2. *Frequency of Tropical Depressions in the Central and Northeast Pacific (NHC Data)*:
**La Niña Influence**: The highest average frequency is observed during La Niña years (15.33 TDs per year). The higher frequency during La Niña years suggests that La Niña conditions may enhance tropical depression formation in the Central and NE Pacific regions.
**Neutral Influence**: The frequency during Neutral years is slightly lower (14.77 TDs per year).
**El Niño Influence**: The lowest frequency is again observed during El Niño years (14.16 TDs per year). The reduced frequency during El Niño years is consistent with the general shift of tropical depression activity towards the Central and Eastern Pacific but might indicate that conditions during El Niño years are not as conducive for tropical depressions in these specific regions compared to La Niña years.

#### Intensity Analysis
The goal of the intensity analysis is to determine how the intensity of tropical depressions varies across different ENSO phases. The intensity can be measured by various metrics, such as maximum wind speed or minimum central pressure. By analyzing these metrics, we assess whether certain ENSO phases are associated with stronger or weaker tropical depressions.

In [10]:
# Grouping by year and finding max wind and min press
jma_max_wind = jma.groupby([jma.index.year]).max_wind_kn.max()
nhc_max_wind = nhc.groupby([nhc.index.year]).max_wind_kn.max()

jma_min_press = jma.groupby([jma.index.year]).min_pressure_mBar.min()
nhc_min_press = nhc.groupby([nhc.index.year]).min_pressure_mBar.min()

jma_max_wind = pd.merge(jma_max_wind, enso_phase, on='date')
jma_max_wind.max_wind_kn = jma_max_wind.max_wind_kn.apply(lambda x: None if x == 0 else x)
jma_max_wind = jma_max_wind.dropna()
nhc_max_wind = pd.merge(nhc_max_wind, enso_phase, on='date')

jma_min_press = pd.merge(jma_min_press, enso_phase, on='date')
nhc_min_press = pd.merge(nhc_min_press, enso_phase, on='date')
nhc_min_press.min_pressure_mBar = nhc_min_press.min_pressure_mBar.apply(lambda x: None if x < 0 else x)
nhc_min_press = nhc_min_press.dropna()

Element box notes:

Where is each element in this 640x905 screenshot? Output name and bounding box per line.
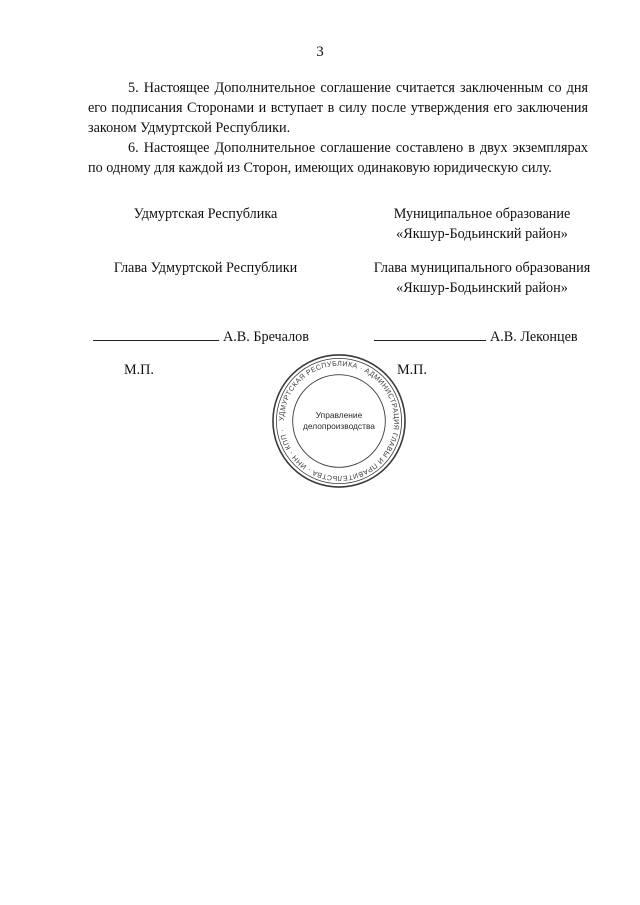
right-party-name-line2: «Якшур-Бодьинский район» [396,226,568,242]
paragraph-6: 6. Настоящее Дополнительное соглашение составлено в двух экземплярах по одному для каждой из Сторон, имеющих одинаковую юридическую силу. [88,140,588,176]
paragraph-5: 5. Настоящее Дополнительное соглашение считается заключенным со дня его подписания Сторонами и вступает в силу после утверждения его заключения законом Удмуртской Республики. [88,80,588,136]
seal-center-line2: делопроизводства [303,420,375,431]
seal-center-line1: Управление [315,410,363,421]
page-number: 3 [316,44,324,60]
left-signature-line [93,326,309,347]
right-party-name [362,204,602,244]
signature-blank [374,326,486,341]
left-signatory: А.В. Бречалов [223,329,309,345]
left-post-title: Глава Удмуртской Республики [113,260,298,276]
right-party-name-line1: Муниципальное образование [393,206,571,222]
left-party-name: Удмуртская Республика [133,206,278,222]
right-signatory: А.В. Леконцев [490,329,578,345]
signature-blank [93,326,219,341]
right-post-title: Глава муниципального образования «Якшур-Бодьинский район» [373,260,591,296]
official-seal [270,352,408,490]
right-stamp-mark: М.П. [397,362,427,378]
seal-outer-text: УДМУРТСКАЯ РЕСПУБЛИКА · АДМИНИСТРАЦИЯ ГЛАВЫ И ПРАВИТЕЛЬСТВА · ИНН · КПП · [277,359,401,483]
right-signature-line [374,326,578,347]
left-stamp-mark: М.П. [124,362,154,378]
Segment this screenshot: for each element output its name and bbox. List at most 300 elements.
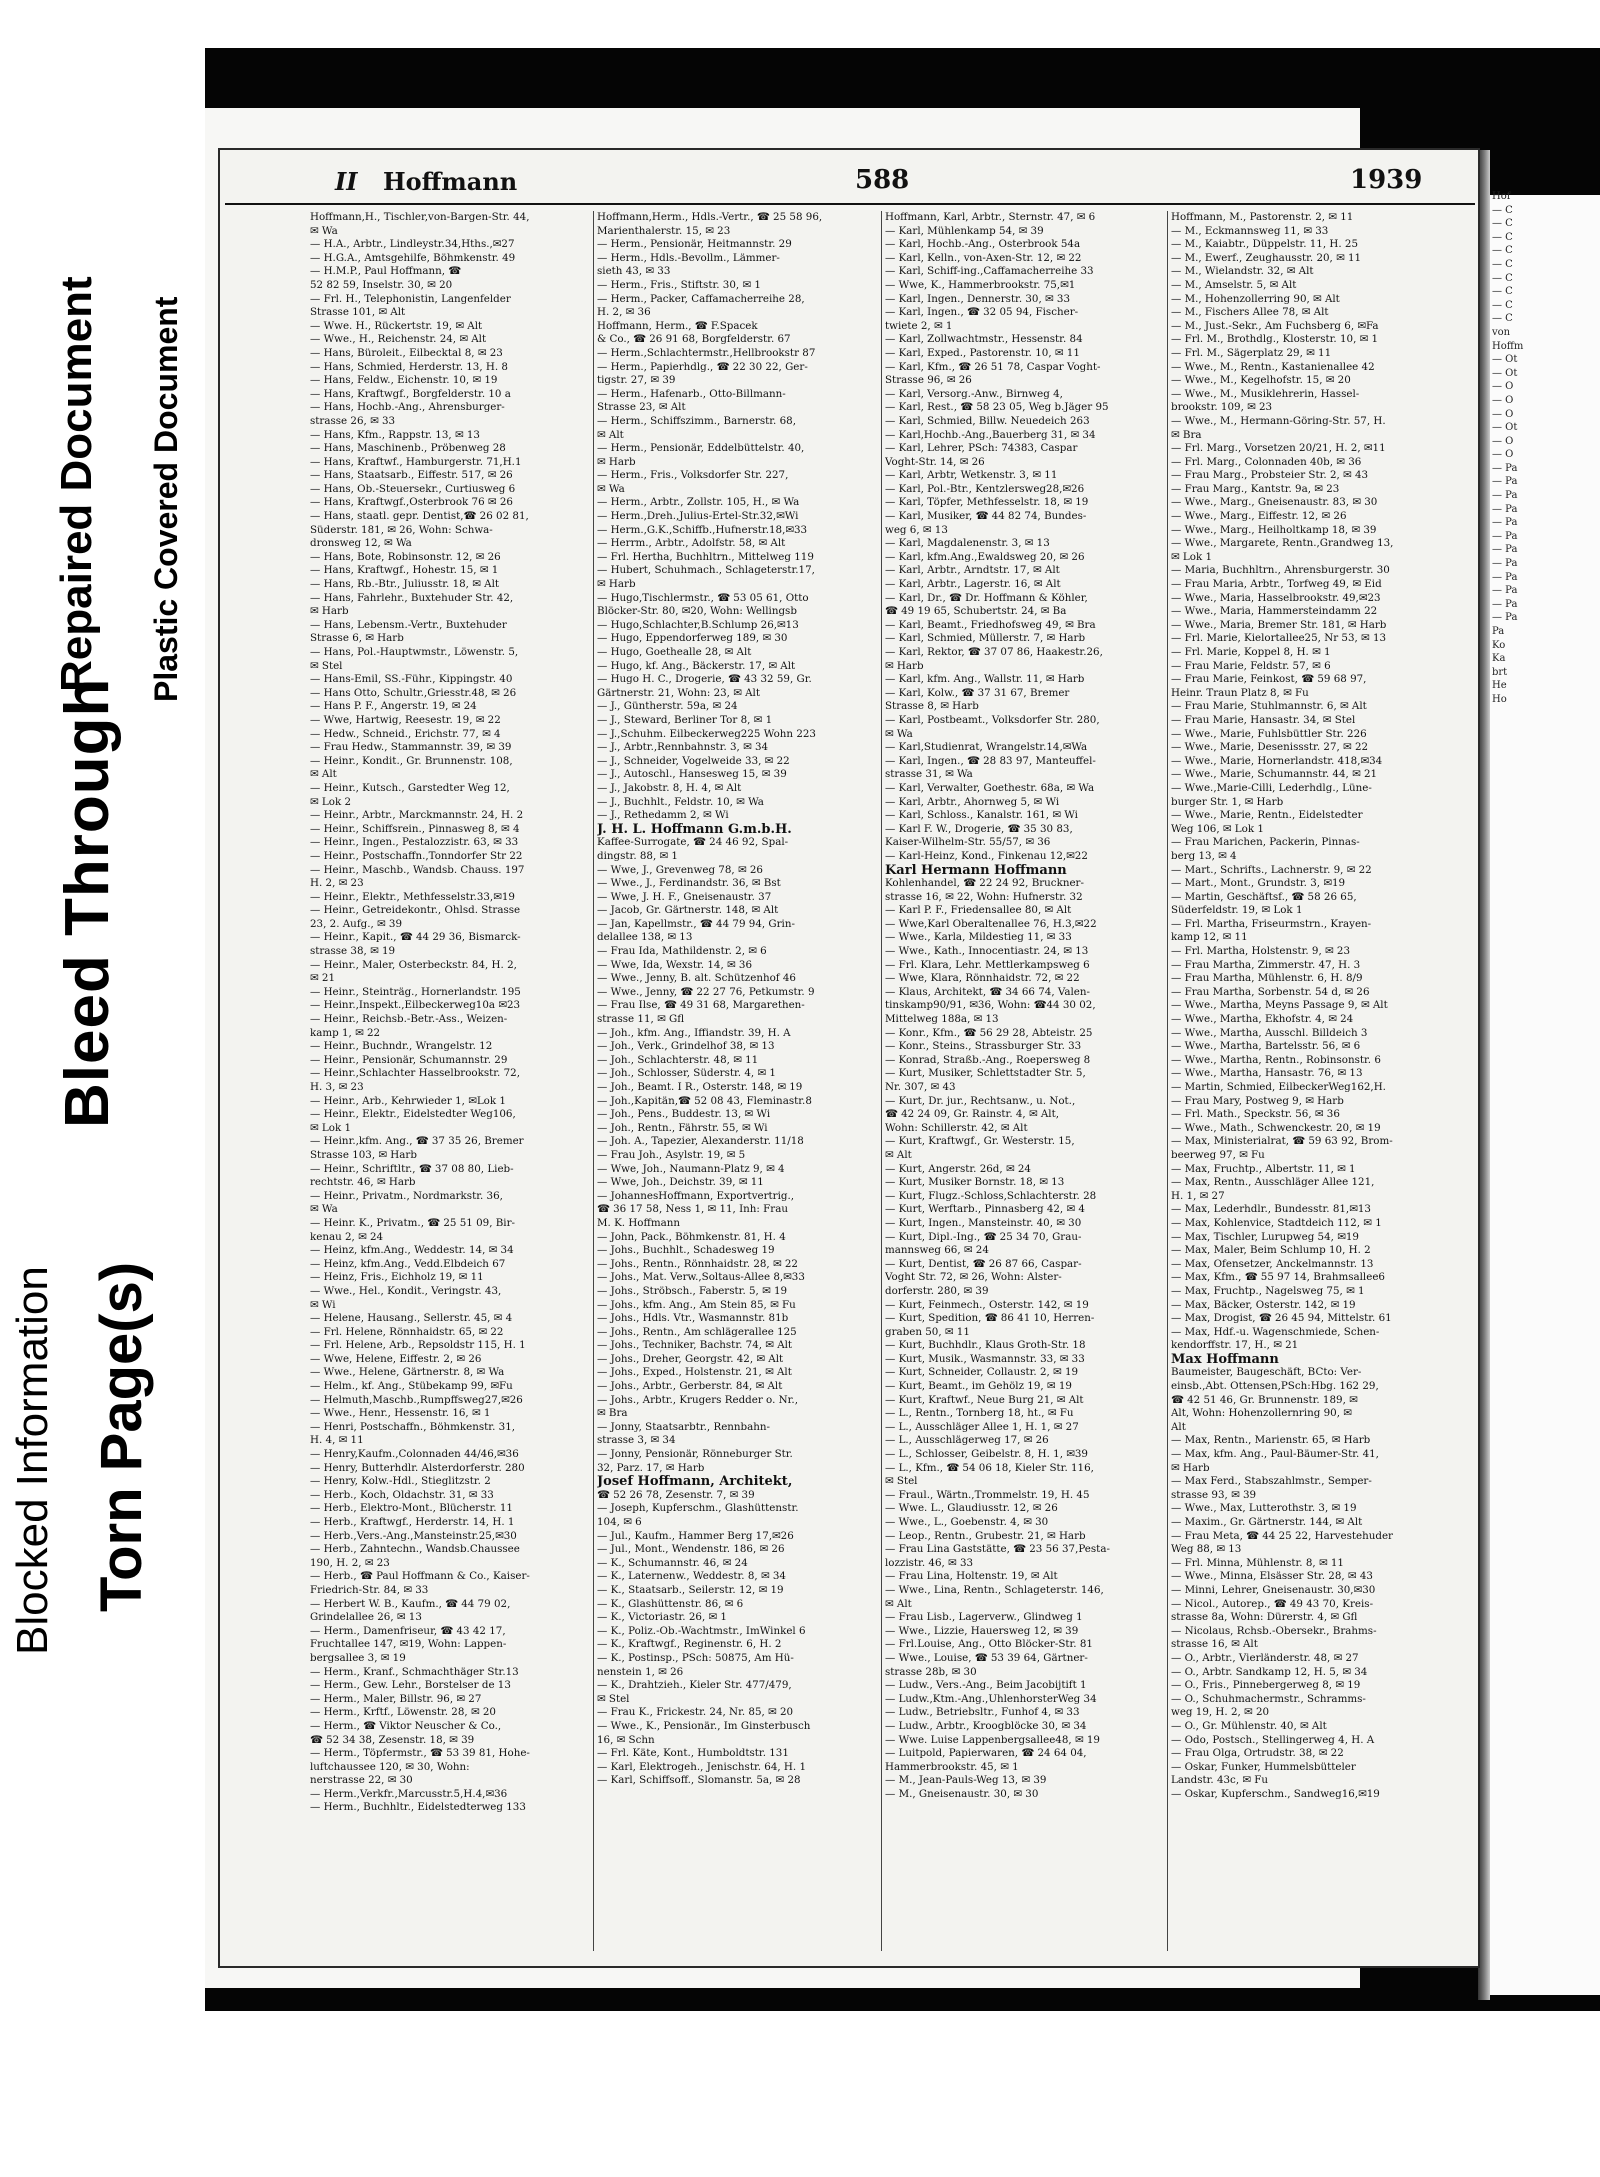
directory-entry-line: — Heinz, Fris., Eichholz 19, ✉ 11 bbox=[310, 1271, 484, 1284]
directory-entry-line: ✉ Bra bbox=[1171, 428, 1202, 441]
directory-entry-line: — Frau Olga, Ortrudstr. 38, ✉ 22 bbox=[1171, 1747, 1344, 1760]
fragment-line: Pa bbox=[1492, 626, 1505, 637]
directory-entry-line: — Wwe., Louise, ☎ 53 39 64, Gärtner- bbox=[885, 1651, 1088, 1664]
directory-entry-line: — Karl, Exped., Pastorenstr. 10, ✉ 11 bbox=[885, 346, 1080, 359]
directory-entry-line: — Wwe., Marg., Gneisenaustr. 83, ✉ 30 bbox=[1171, 496, 1378, 509]
directory-entry-line: M. K. Hoffmann bbox=[597, 1216, 680, 1229]
directory-entry-line: Kaffee-Surrogate, ☎ 24 46 92, Spal- bbox=[597, 836, 789, 849]
directory-entry-line: — Wwe., Helene, Gärtnerstr. 8, ✉ Wa bbox=[310, 1366, 505, 1379]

## Complete the following
1) From the tropical depression analysis, list each ENSO phase along with the average number of tropical depressions per year given for it in the Central and Northeast Pacific.
2) Which two metrics does the tropical depression analysis name as ways to measure intensity?
3) Print the part of the tropical depression analysis that starts at "nhc_max_wind = pd.merge(nhc_max_wind, enso_phase, on='date')" and ends at "nhc_min_press = nhc_min_press.dropna()".
The rows have no part in this work.

## Problem solutions
1)
- La Niña: 15.33 TDs per year
- Neutral: 14.77 TDs per year
- El Niño: 14.16 TDs per year

2) Maximum wind speed and minimum central pressure.

3)
nhc_max_wind = pd.merge(nhc_max_wind, enso_phase, on='date')

jma_min_press = pd.merge(jma_min_press, enso_phase, on='date')
nhc_min_press = pd.merge(nhc_min_press, enso_phase, on='date')
nhc_min_press.min_pressure_mBar = nhc_min_press.min_pressure_mBar.apply(lambda x: None if x < 0 else x)
nhc_min_press = nhc_min_press.dropna()